▸ Set exercise
Copy out each line of the material in which the word "content" appears.

▸ Supplied material

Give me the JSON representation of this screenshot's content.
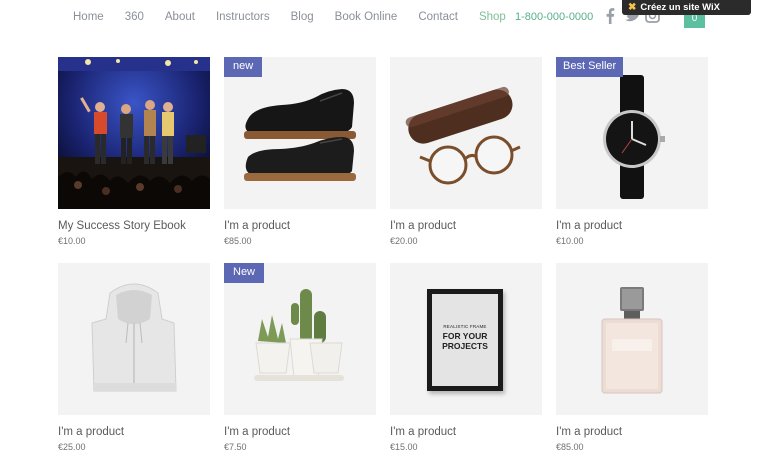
{
  "nav": {
    "items": [
      {
        "label": "Home"
      },
      {
        "label": "360"
      },
      {
        "label": "About"
      },
      {
        "label": "Instructors"
      },
      {
        "label": "Blog"
      },
      {
        "label": "Book Online"
      },
      {
        "label": "Contact"
      },
      {
        "label": "Shop",
        "active": true
      }
    ],
    "phone": "1-800-000-0000",
    "social_icons": [
      "facebook-icon",
      "twitter-icon",
      "instagram-icon"
    ],
    "cart_count": "0"
  },
  "wix_banner": {
    "label": "Créez un site WiX"
  },
  "products": [
    {
      "name": "My Success Story Ebook",
      "price": "€10.00",
      "badge": "",
      "image": "concert-photo"
    },
    {
      "name": "I'm a product",
      "price": "€85.00",
      "badge": "new",
      "image": "leather-shoe"
    },
    {
      "name": "I'm a product",
      "price": "€20.00",
      "badge": "",
      "image": "glasses-case"
    },
    {
      "name": "I'm a product",
      "price": "€10.00",
      "badge": "Best Seller",
      "image": "wrist-watch"
    },
    {
      "name": "I'm a product",
      "price": "€25.00",
      "badge": "",
      "image": "white-hoodie"
    },
    {
      "name": "I'm a product",
      "price": "€7.50",
      "badge": "New",
      "image": "cactus-pots"
    },
    {
      "name": "I'm a product",
      "price": "€15.00",
      "badge": "",
      "image": "picture-frame",
      "frame_text": [
        "REALISTIC FRAME",
        "FOR YOUR",
        "PROJECTS"
      ]
    },
    {
      "name": "I'm a product",
      "price": "€85.00",
      "badge": "",
      "image": "perfume-bottle"
    }
  ],
  "colors": {
    "accent": "#5cbfa0",
    "badge": "#5d68b5",
    "active_nav": "#7fbf97"
  }
}
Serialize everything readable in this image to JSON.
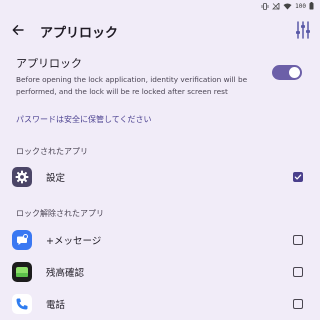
{
  "status_bar": {
    "battery": "100"
  },
  "app_bar": {
    "title": "アプリロック"
  },
  "master": {
    "title": "アプリロック",
    "description": "Before opening the lock application, identity verification will be performed, and the lock will be re locked after screen rest",
    "enabled": true
  },
  "hint": "パスワードは安全に保管してください",
  "locked_section": {
    "header": "ロックされたアプリ",
    "apps": [
      {
        "label": "設定",
        "icon": "gear-icon",
        "checked": true
      }
    ]
  },
  "unlocked_section": {
    "header": "ロック解除されたアプリ",
    "apps": [
      {
        "label": "+メッセージ",
        "icon": "message-icon",
        "checked": false
      },
      {
        "label": "残高確認",
        "icon": "balance-icon",
        "checked": false
      },
      {
        "label": "電話",
        "icon": "phone-icon",
        "checked": false
      }
    ]
  },
  "colors": {
    "background": "#f1ecf8",
    "accent": "#6c5fa8",
    "checkbox_checked": "#4a3f8c",
    "hint_text": "#4c4291"
  }
}
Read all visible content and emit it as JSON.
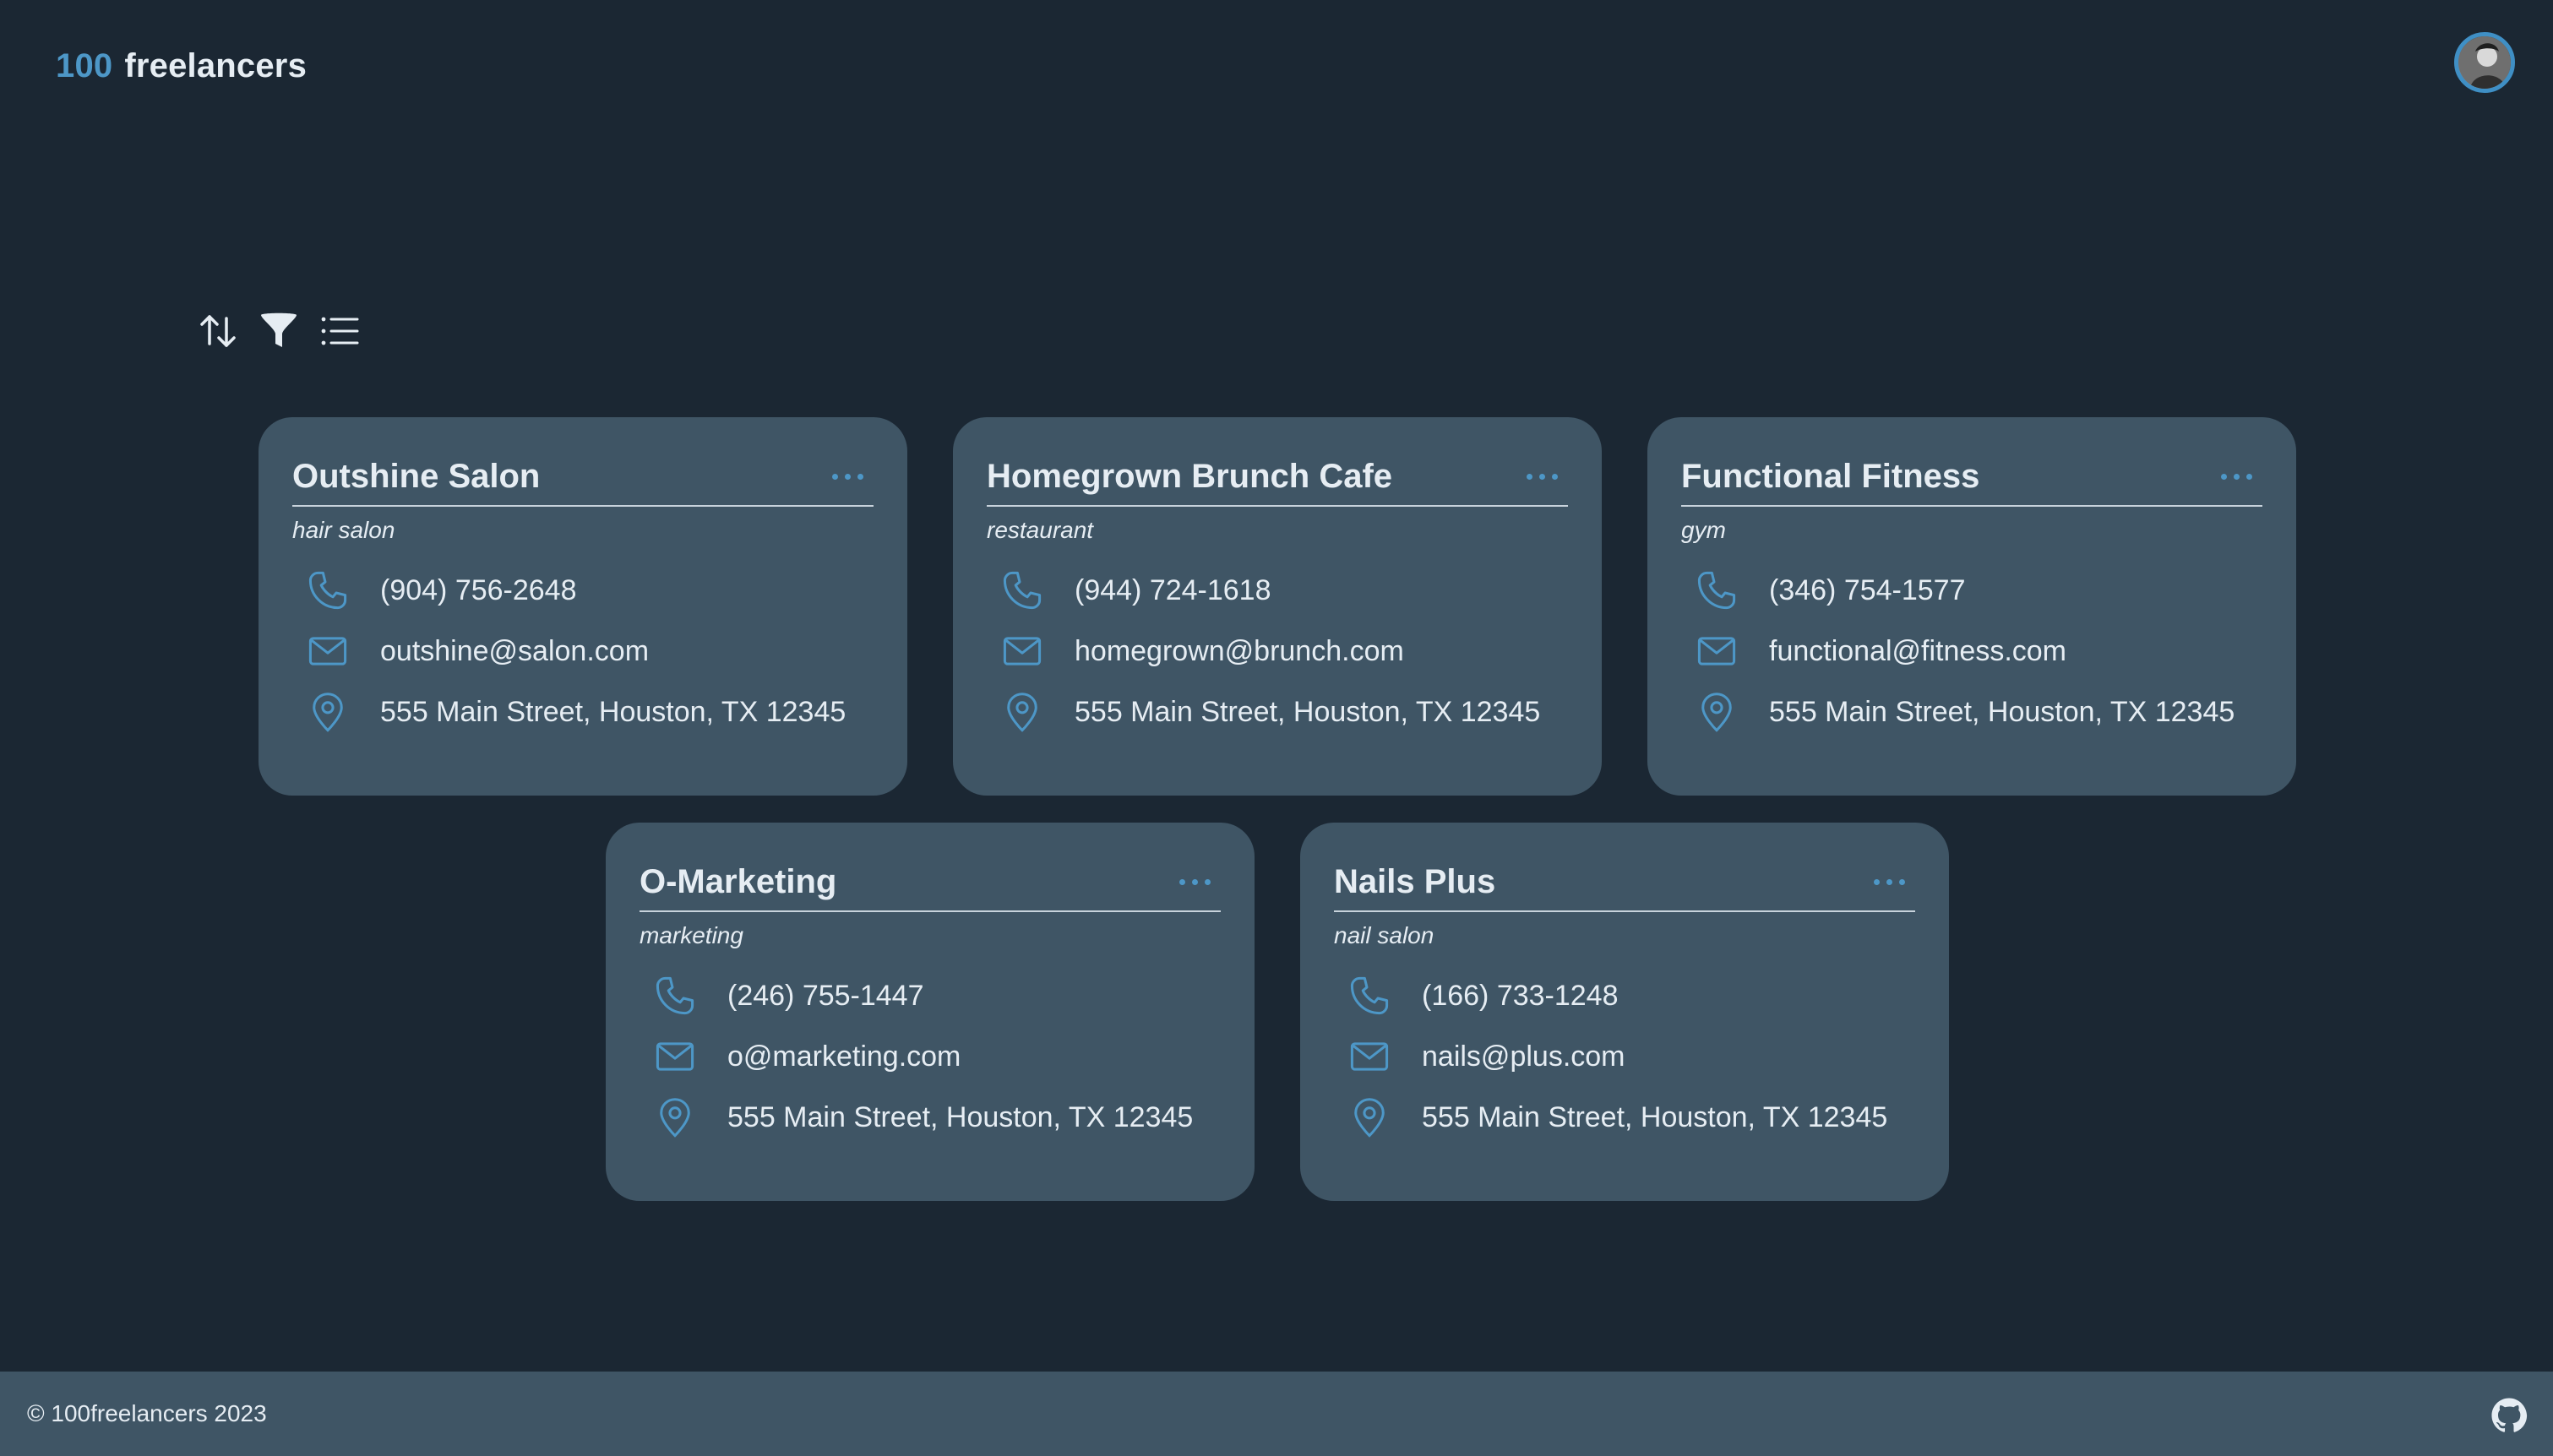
{
  "brand": {
    "number": "100",
    "word": "freelancers"
  },
  "toolbar": {
    "sort_icon": "sort-icon",
    "filter_icon": "filter-icon",
    "list_icon": "list-view-icon"
  },
  "colors": {
    "background": "#1b2733",
    "card": "#3f5565",
    "accent": "#4d97c7",
    "text": "#e6edf3"
  },
  "cards": [
    {
      "name": "Outshine Salon",
      "category": "hair salon",
      "phone": "(904) 756-2648",
      "email": "outshine@salon.com",
      "address": "555 Main Street, Houston, TX 12345"
    },
    {
      "name": "Homegrown Brunch Cafe",
      "category": "restaurant",
      "phone": "(944) 724-1618",
      "email": "homegrown@brunch.com",
      "address": "555 Main Street, Houston, TX 12345"
    },
    {
      "name": "Functional Fitness",
      "category": "gym",
      "phone": "(346) 754-1577",
      "email": "functional@fitness.com",
      "address": "555 Main Street, Houston, TX 12345"
    },
    {
      "name": "O-Marketing",
      "category": "marketing",
      "phone": "(246) 755-1447",
      "email": "o@marketing.com",
      "address": "555 Main Street, Houston, TX 12345"
    },
    {
      "name": "Nails Plus",
      "category": "nail salon",
      "phone": "(166) 733-1248",
      "email": "nails@plus.com",
      "address": "555 Main Street, Houston, TX 12345"
    }
  ],
  "footer": {
    "copyright": "© 100freelancers 2023",
    "github_icon": "github-icon"
  }
}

▸ Result of this exercise
Give me the JSON representation of this screenshot's content.
Read all visible content and emit it as JSON.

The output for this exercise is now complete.